• **WHAT TO DO**
Transcribe all of the data exactly. Omit the pictures.

• **DATA ENTRIES**
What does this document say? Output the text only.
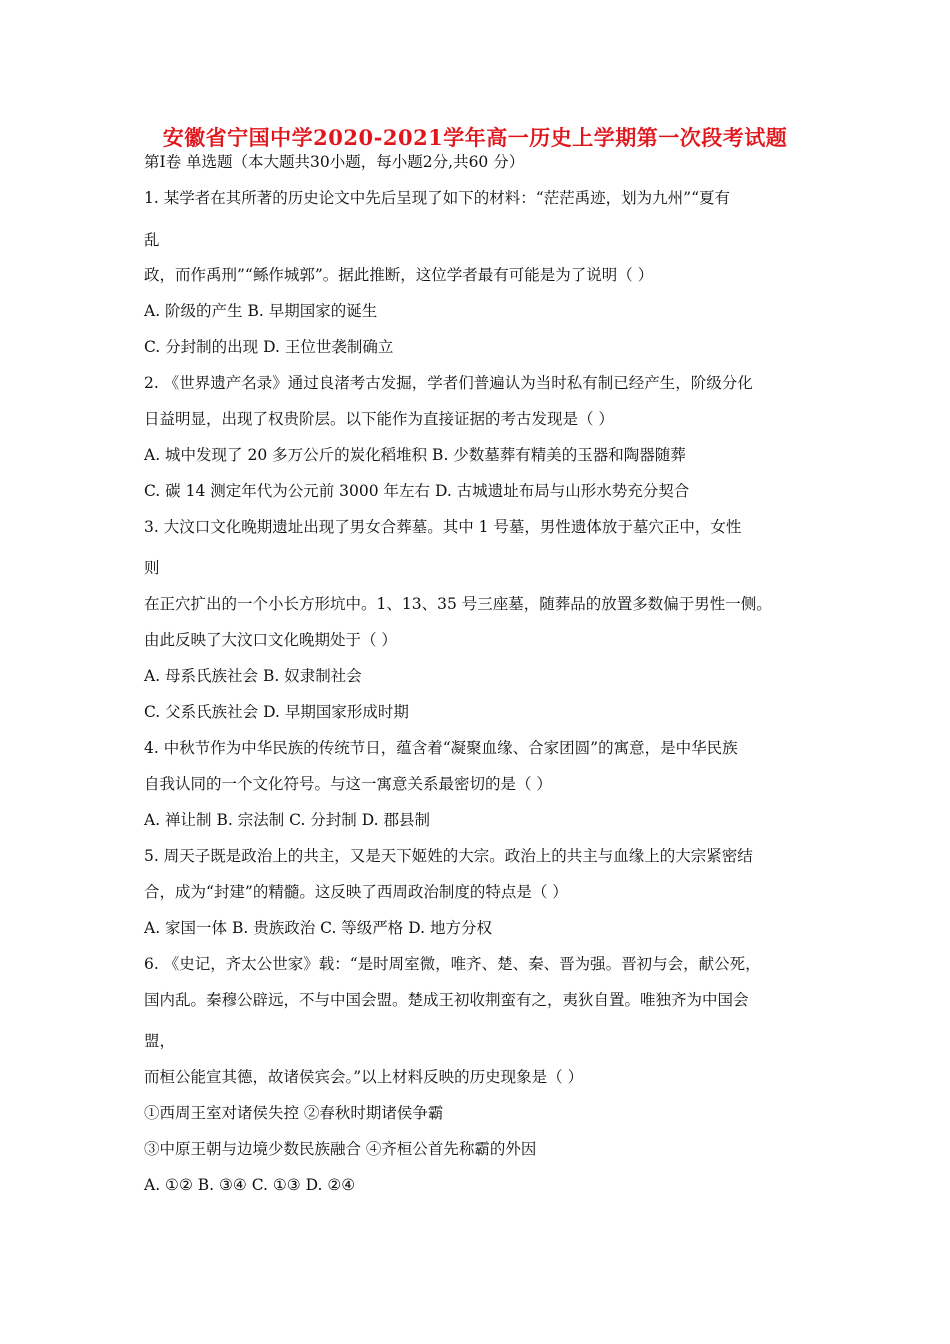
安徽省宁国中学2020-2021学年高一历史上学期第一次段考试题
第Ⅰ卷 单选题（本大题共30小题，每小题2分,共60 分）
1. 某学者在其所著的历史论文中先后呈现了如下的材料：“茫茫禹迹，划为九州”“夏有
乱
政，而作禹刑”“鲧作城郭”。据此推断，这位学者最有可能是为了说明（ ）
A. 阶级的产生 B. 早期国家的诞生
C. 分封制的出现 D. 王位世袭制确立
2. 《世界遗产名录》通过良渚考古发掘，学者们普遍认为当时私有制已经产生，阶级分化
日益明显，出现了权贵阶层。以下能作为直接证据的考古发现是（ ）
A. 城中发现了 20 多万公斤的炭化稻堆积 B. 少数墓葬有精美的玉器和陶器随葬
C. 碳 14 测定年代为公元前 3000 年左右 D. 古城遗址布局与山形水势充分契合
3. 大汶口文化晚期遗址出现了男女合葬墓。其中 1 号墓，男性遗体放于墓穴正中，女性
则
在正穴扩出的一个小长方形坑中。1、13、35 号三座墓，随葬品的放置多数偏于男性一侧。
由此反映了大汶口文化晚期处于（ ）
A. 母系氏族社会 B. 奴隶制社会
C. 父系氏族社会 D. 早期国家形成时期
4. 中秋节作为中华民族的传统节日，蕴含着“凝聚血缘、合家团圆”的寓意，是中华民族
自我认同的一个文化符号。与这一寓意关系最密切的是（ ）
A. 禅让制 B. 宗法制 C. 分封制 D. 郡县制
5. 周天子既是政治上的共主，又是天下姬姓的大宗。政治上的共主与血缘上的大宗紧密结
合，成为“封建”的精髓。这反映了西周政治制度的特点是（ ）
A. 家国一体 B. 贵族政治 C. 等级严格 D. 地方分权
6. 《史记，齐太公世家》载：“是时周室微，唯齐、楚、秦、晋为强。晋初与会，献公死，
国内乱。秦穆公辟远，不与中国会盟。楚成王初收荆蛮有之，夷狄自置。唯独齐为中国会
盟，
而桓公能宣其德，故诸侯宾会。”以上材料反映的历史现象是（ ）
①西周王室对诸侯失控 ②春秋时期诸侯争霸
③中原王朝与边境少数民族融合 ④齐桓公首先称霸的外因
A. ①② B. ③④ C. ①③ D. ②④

• **CORRECT RESPONSE**
What does this document say? Output the text only.
安徽省宁国中学2020-2021学年高一历史上学期第一次段考试题
第Ⅰ卷 单选题（本大题共30小题，每小题2分,共60 分）
1. 某学者在其所著的历史论文中先后呈现了如下的材料：“茫茫禹迹，划为九州”“夏有
乱
政，而作禹刑”“鲧作城郭”。据此推断，这位学者最有可能是为了说明（ ）
A. 阶级的产生 B. 早期国家的诞生
C. 分封制的出现 D. 王位世袭制确立
2. 《世界遗产名录》通过良渚考古发掘，学者们普遍认为当时私有制已经产生，阶级分化
日益明显，出现了权贵阶层。以下能作为直接证据的考古发现是（ ）
A. 城中发现了 20 多万公斤的炭化稻堆积 B. 少数墓葬有精美的玉器和陶器随葬
C. 碳 14 测定年代为公元前 3000 年左右 D. 古城遗址布局与山形水势充分契合
3. 大汶口文化晚期遗址出现了男女合葬墓。其中 1 号墓，男性遗体放于墓穴正中，女性
则
在正穴扩出的一个小长方形坑中。1、13、35 号三座墓，随葬品的放置多数偏于男性一侧。
由此反映了大汶口文化晚期处于（ ）
A. 母系氏族社会 B. 奴隶制社会
C. 父系氏族社会 D. 早期国家形成时期
4. 中秋节作为中华民族的传统节日，蕴含着“凝聚血缘、合家团圆”的寓意，是中华民族
自我认同的一个文化符号。与这一寓意关系最密切的是（ ）
A. 禅让制 B. 宗法制 C. 分封制 D. 郡县制
5. 周天子既是政治上的共主，又是天下姬姓的大宗。政治上的共主与血缘上的大宗紧密结
合，成为“封建”的精髓。这反映了西周政治制度的特点是（ ）
A. 家国一体 B. 贵族政治 C. 等级严格 D. 地方分权
6. 《史记，齐太公世家》载：“是时周室微，唯齐、楚、秦、晋为强。晋初与会，献公死，
国内乱。秦穆公辟远，不与中国会盟。楚成王初收荆蛮有之，夷狄自置。唯独齐为中国会
盟，
而桓公能宣其德，故诸侯宾会。”以上材料反映的历史现象是（ ）
①西周王室对诸侯失控 ②春秋时期诸侯争霸
③中原王朝与边境少数民族融合 ④齐桓公首先称霸的外因
A. ①② B. ③④ C. ①③ D. ②④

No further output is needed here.